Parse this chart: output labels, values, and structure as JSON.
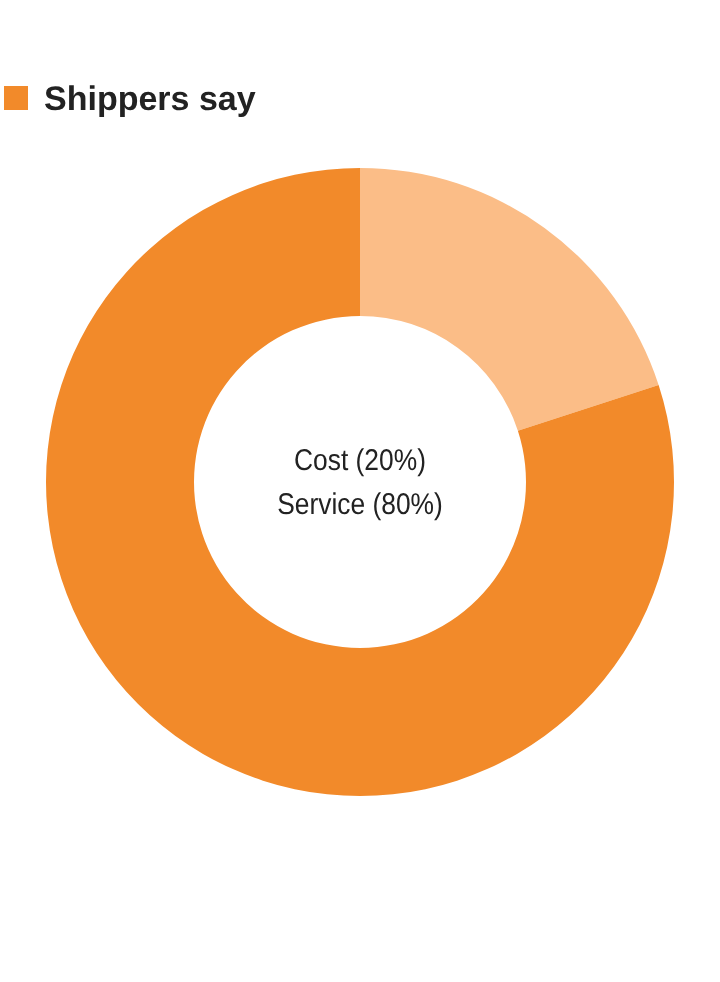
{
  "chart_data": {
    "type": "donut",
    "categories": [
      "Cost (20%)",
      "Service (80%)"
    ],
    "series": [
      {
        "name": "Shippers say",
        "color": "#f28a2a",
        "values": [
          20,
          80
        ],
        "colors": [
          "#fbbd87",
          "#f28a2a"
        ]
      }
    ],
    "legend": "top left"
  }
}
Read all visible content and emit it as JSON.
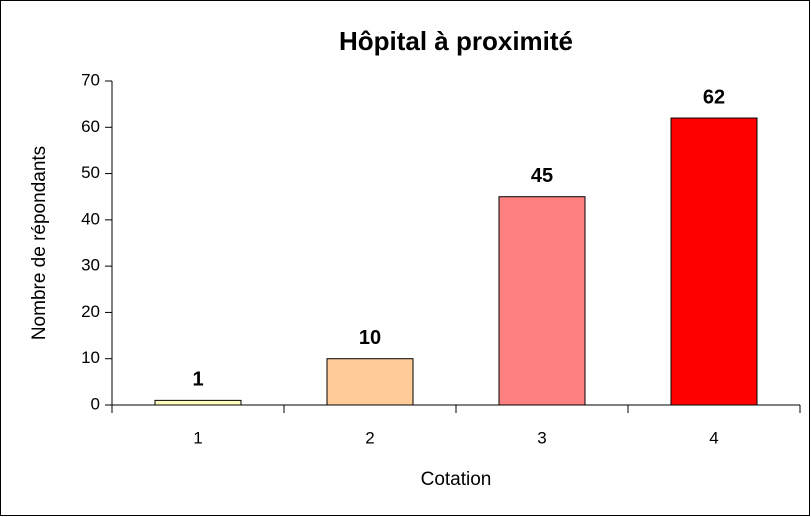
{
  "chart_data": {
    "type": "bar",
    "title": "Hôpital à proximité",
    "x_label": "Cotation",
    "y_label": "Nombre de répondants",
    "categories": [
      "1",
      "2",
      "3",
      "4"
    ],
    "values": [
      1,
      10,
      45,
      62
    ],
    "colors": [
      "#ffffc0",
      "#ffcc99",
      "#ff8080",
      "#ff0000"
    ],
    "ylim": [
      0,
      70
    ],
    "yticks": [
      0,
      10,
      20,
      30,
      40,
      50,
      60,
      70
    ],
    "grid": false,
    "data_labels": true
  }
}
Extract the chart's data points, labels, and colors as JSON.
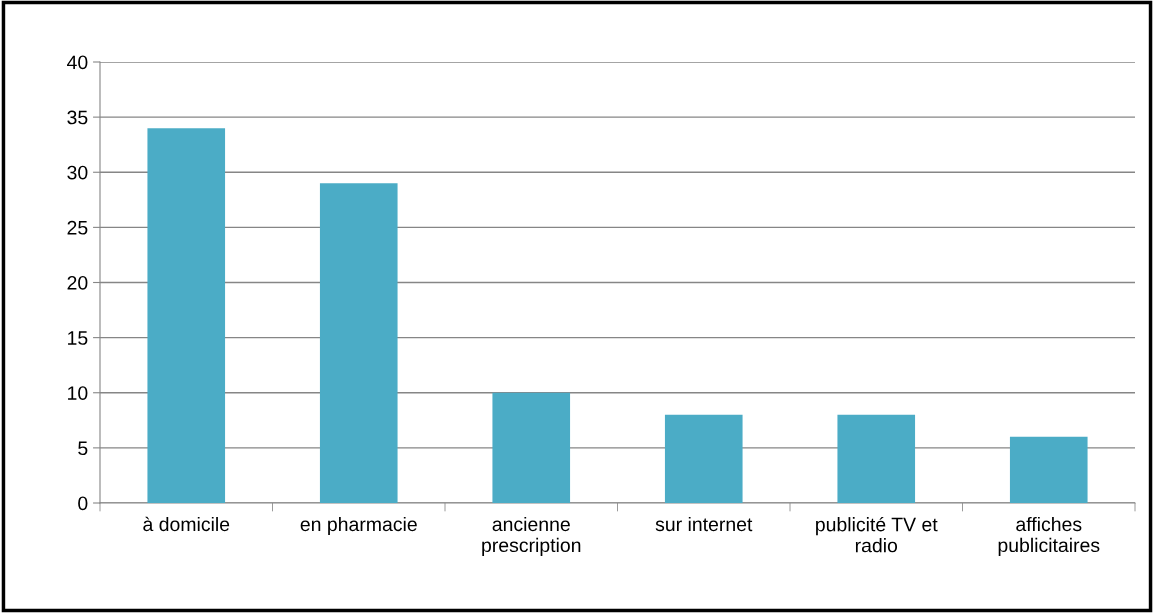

◆ ◆ ◆ ◆

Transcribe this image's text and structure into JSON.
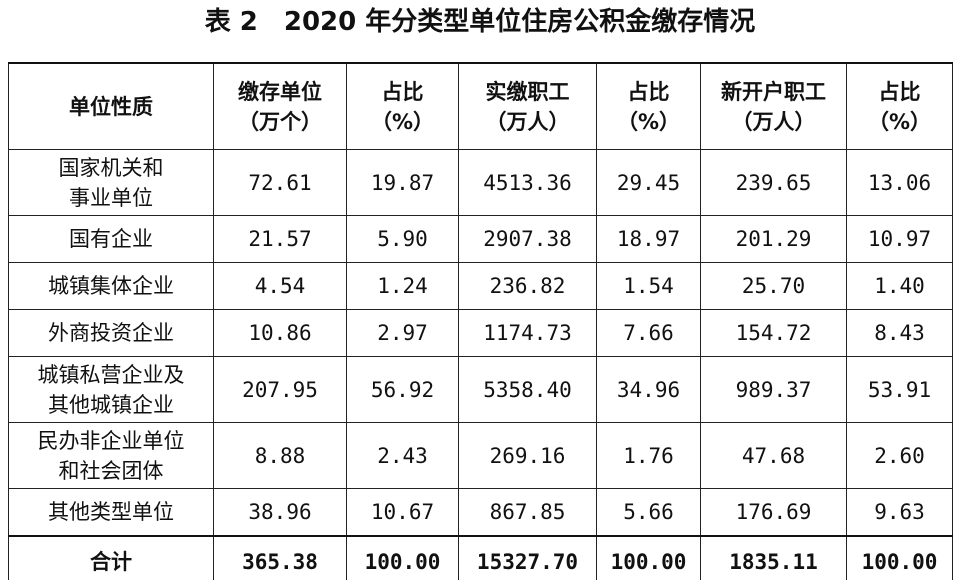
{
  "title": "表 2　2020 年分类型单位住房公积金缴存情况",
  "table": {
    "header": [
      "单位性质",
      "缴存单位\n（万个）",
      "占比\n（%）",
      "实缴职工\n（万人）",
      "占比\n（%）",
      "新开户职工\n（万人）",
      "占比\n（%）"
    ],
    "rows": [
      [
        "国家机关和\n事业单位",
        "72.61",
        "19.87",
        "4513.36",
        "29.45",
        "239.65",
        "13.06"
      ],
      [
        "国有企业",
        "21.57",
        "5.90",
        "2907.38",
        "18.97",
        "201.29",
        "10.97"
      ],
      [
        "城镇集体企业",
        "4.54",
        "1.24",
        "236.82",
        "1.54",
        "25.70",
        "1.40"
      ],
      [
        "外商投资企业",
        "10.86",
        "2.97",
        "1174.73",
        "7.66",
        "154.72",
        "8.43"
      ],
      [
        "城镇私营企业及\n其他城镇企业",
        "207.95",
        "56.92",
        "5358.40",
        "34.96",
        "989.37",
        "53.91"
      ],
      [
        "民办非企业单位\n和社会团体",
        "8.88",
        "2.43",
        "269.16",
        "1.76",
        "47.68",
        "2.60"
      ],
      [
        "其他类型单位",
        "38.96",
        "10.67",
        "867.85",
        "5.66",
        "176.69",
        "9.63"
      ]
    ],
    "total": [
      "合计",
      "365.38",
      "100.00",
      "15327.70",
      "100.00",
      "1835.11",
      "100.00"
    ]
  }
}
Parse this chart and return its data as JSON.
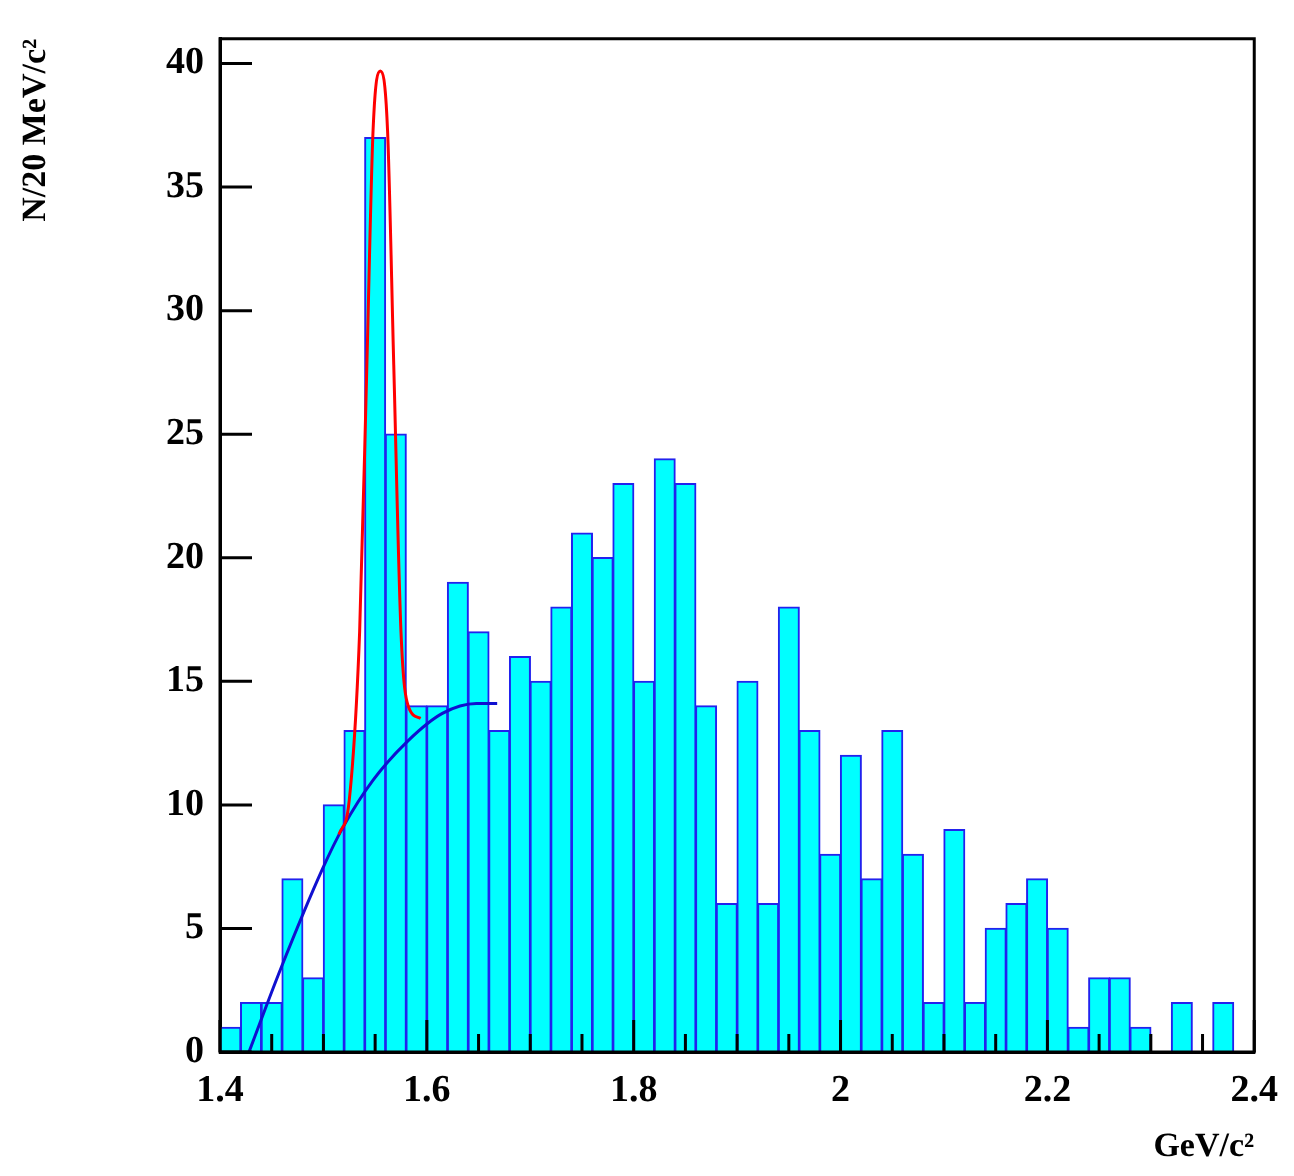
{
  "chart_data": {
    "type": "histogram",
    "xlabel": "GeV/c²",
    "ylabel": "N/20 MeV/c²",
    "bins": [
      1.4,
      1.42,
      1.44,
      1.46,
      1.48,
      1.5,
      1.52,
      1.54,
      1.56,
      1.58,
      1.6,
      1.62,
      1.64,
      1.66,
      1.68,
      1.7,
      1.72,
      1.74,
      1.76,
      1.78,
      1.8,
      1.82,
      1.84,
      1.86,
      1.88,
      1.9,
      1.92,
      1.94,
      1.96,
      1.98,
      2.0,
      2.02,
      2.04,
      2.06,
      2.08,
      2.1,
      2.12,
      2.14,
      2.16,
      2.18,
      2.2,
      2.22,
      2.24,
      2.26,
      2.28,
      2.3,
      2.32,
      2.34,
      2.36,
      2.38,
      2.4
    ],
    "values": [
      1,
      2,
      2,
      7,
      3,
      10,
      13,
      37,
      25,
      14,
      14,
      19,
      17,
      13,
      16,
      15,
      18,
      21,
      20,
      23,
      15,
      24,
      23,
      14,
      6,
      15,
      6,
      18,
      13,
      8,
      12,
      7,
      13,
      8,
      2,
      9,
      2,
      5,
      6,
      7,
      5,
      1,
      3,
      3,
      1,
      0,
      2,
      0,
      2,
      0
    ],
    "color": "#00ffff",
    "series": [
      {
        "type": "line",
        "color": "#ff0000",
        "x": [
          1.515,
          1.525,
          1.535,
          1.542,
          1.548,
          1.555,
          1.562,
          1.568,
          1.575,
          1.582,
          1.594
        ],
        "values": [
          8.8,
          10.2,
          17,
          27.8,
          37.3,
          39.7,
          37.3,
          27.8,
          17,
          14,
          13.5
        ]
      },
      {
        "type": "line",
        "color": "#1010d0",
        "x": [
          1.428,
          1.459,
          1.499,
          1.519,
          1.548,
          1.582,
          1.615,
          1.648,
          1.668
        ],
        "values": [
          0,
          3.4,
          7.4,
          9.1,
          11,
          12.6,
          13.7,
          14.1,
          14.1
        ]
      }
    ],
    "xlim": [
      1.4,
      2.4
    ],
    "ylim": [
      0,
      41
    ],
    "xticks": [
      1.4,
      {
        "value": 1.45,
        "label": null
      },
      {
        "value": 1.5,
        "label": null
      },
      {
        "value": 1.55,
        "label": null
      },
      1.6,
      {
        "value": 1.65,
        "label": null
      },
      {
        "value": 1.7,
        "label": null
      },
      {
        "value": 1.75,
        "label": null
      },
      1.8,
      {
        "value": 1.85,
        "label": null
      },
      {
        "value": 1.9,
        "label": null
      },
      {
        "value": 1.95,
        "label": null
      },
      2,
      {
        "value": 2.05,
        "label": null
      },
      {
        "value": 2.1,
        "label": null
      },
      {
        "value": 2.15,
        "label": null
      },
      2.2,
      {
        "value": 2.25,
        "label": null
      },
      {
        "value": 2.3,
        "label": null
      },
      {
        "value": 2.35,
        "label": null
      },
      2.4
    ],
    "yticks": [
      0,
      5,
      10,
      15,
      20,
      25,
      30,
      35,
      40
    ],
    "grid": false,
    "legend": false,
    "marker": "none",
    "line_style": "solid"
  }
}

◆ ◆ ◆ ◆

● **What to do**:
Except for the pictures, write out exactly the lines from the line that contains "Parse this chart: output" through the line that contains "Extract the chart's", including both.

● **The completed task**:
Parse this chart: output labels, values, and structure as JSON.
{
  "chart_data": {
    "type": "donut",
    "categories": [
      "Cost (20%)",
      "Service (80%)"
    ],
    "series": [
      {
        "name": "Shippers say",
        "color": "#f28a2a",
        "values": [
          20,
          80
        ],
        "colors": [
          "#fbbd87",
          "#f28a2a"
        ]
      }
    ],
    "legend": "top left"
  }
}
Read all visible content and emit it as JSON.
{
  "chart_data": {
    "type": "bar",
    "title": "Hôpital à proximité",
    "x_label": "Cotation",
    "y_label": "Nombre de répondants",
    "categories": [
      "1",
      "2",
      "3",
      "4"
    ],
    "values": [
      1,
      10,
      45,
      62
    ],
    "colors": [
      "#ffffc0",
      "#ffcc99",
      "#ff8080",
      "#ff0000"
    ],
    "ylim": [
      0,
      70
    ],
    "yticks": [
      0,
      10,
      20,
      30,
      40,
      50,
      60,
      70
    ],
    "grid": false,
    "data_labels": true
  }
}
Extract the chart's data points, labels, and colors as JSON.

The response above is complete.